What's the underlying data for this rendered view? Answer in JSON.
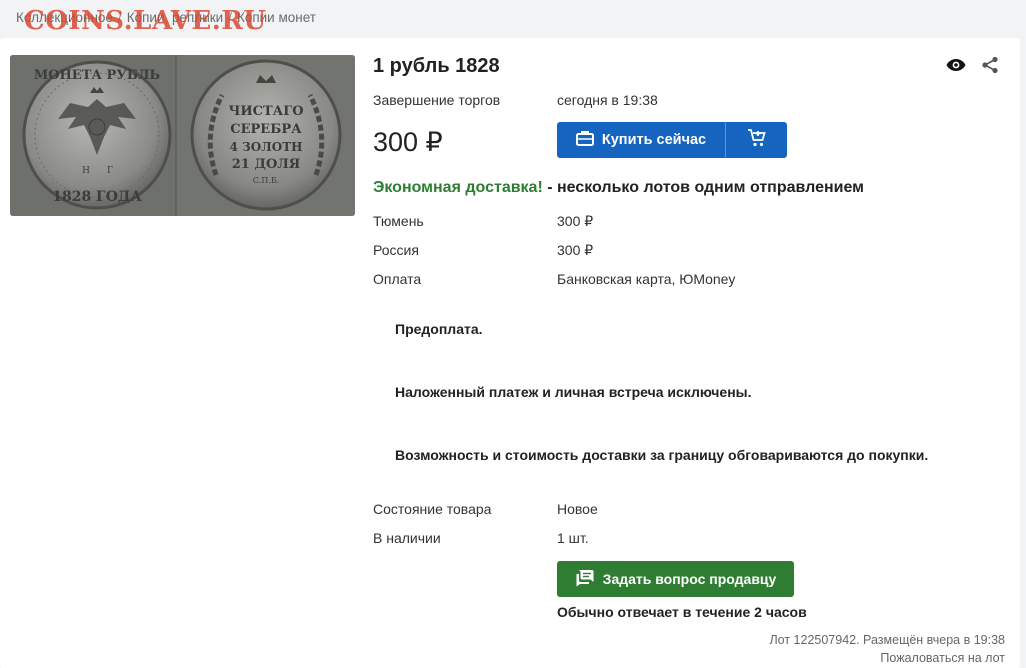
{
  "breadcrumb": {
    "items": [
      "Коллекционное",
      "Копии, реплики",
      "Копии монет"
    ],
    "separator": "/"
  },
  "watermark": "COINS.LAVE.RU",
  "listing": {
    "title": "1 рубль 1828",
    "auction_end_label": "Завершение торгов",
    "auction_end_value": "сегодня в 19:38",
    "price": "300 ₽",
    "buy_now_label": "Купить сейчас",
    "shipping_promo_green": "Экономная доставка!",
    "shipping_promo_rest": " - несколько лотов одним отправлением",
    "shipping_rows": [
      {
        "label": "Тюмень",
        "value": "300 ₽"
      },
      {
        "label": "Россия",
        "value": "300 ₽"
      },
      {
        "label": "Оплата",
        "value": "Банковская карта, ЮMoney"
      }
    ],
    "notes": [
      "Предоплата.",
      "Наложенный платеж и личная встреча исключены.",
      "Возможность и стоимость доставки за границу обговариваются до покупки."
    ],
    "condition_label": "Состояние товара",
    "condition_value": "Новое",
    "stock_label": "В наличии",
    "stock_value": "1 шт.",
    "ask_seller_label": "Задать вопрос продавцу",
    "reply_time": "Обычно отвечает в течение 2 часов",
    "lot_info": "Лот 122507942. Размещён вчера в 19:38",
    "report_label": "Пожаловаться на лот"
  },
  "coin_obverse": {
    "top": "МОНЕТА  РУБЛЬ",
    "bottom": "1828  ГОДА",
    "mint_left": "Н",
    "mint_right": "Г"
  },
  "coin_reverse": {
    "lines": [
      "ЧИСТАГО",
      "СЕРЕБРА",
      "4 ЗОЛОТН",
      "21 ДОЛЯ"
    ],
    "mint": "С.П.Б."
  },
  "colors": {
    "accent_blue": "#1565c0",
    "accent_green": "#2e7d32",
    "promo_green": "#2e7d32",
    "watermark_red": "#d9442c"
  },
  "icons": {
    "watch": "eye-icon",
    "share": "share-icon",
    "buy": "briefcase-icon",
    "cart": "add-to-cart-icon",
    "ask": "chat-icon"
  }
}
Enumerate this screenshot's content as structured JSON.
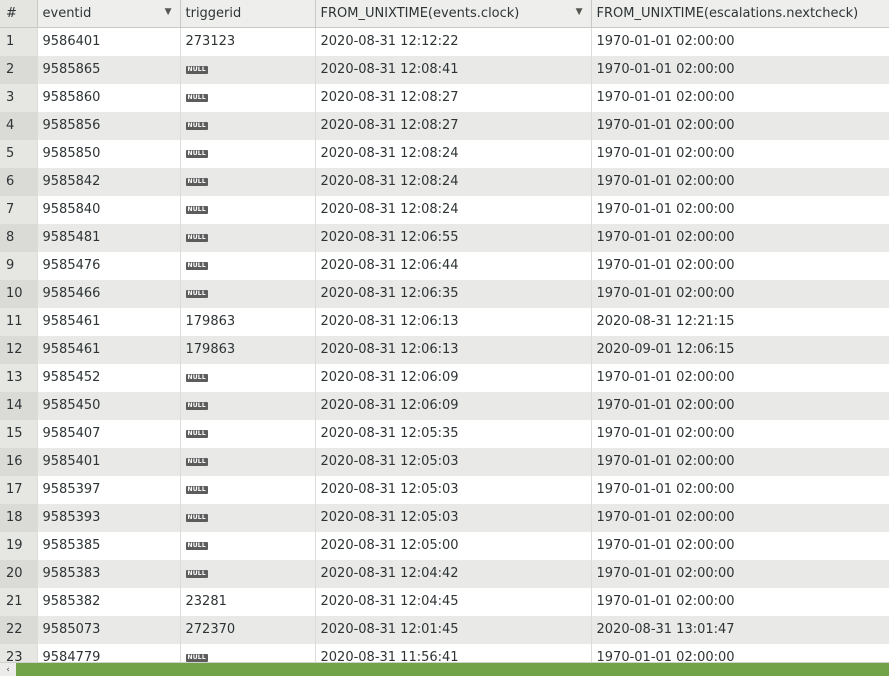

•••

Quote the records above in full, dropping each picture.

- **FINAL RESULT**
What's the underlying data for this rendered view? Answer in JSON.
{
  "breadcrumb": {
    "items": [
      "Коллекционное",
      "Копии, реплики",
      "Копии монет"
    ],
    "separator": "/"
  },
  "watermark": "COINS.LAVE.RU",
  "listing": {
    "title": "1 рубль 1828",
    "auction_end_label": "Завершение торгов",
    "auction_end_value": "сегодня в 19:38",
    "price": "300 ₽",
    "buy_now_label": "Купить сейчас",
    "shipping_promo_green": "Экономная доставка!",
    "shipping_promo_rest": " - несколько лотов одним отправлением",
    "shipping_rows": [
      {
        "label": "Тюмень",
        "value": "300 ₽"
      },
      {
        "label": "Россия",
        "value": "300 ₽"
      },
      {
        "label": "Оплата",
        "value": "Банковская карта, ЮMoney"
      }
    ],
    "notes": [
      "Предоплата.",
      "Наложенный платеж и личная встреча исключены.",
      "Возможность и стоимость доставки за границу обговариваются до покупки."
    ],
    "condition_label": "Состояние товара",
    "condition_value": "Новое",
    "stock_label": "В наличии",
    "stock_value": "1 шт.",
    "ask_seller_label": "Задать вопрос продавцу",
    "reply_time": "Обычно отвечает в течение 2 часов",
    "lot_info": "Лот 122507942. Размещён вчера в 19:38",
    "report_label": "Пожаловаться на лот"
  },
  "coin_obverse": {
    "top": "МОНЕТА  РУБЛЬ",
    "bottom": "1828  ГОДА",
    "mint_left": "Н",
    "mint_right": "Г"
  },
  "coin_reverse": {
    "lines": [
      "ЧИСТАГО",
      "СЕРЕБРА",
      "4 ЗОЛОТН",
      "21 ДОЛЯ"
    ],
    "mint": "С.П.Б."
  },
  "colors": {
    "accent_blue": "#1565c0",
    "accent_green": "#2e7d32",
    "promo_green": "#2e7d32",
    "watermark_red": "#d9442c"
  },
  "icons": {
    "watch": "eye-icon",
    "share": "share-icon",
    "buy": "briefcase-icon",
    "cart": "add-to-cart-icon",
    "ask": "chat-icon"
  }
}
Enumerate this screenshot's content as structured JSON.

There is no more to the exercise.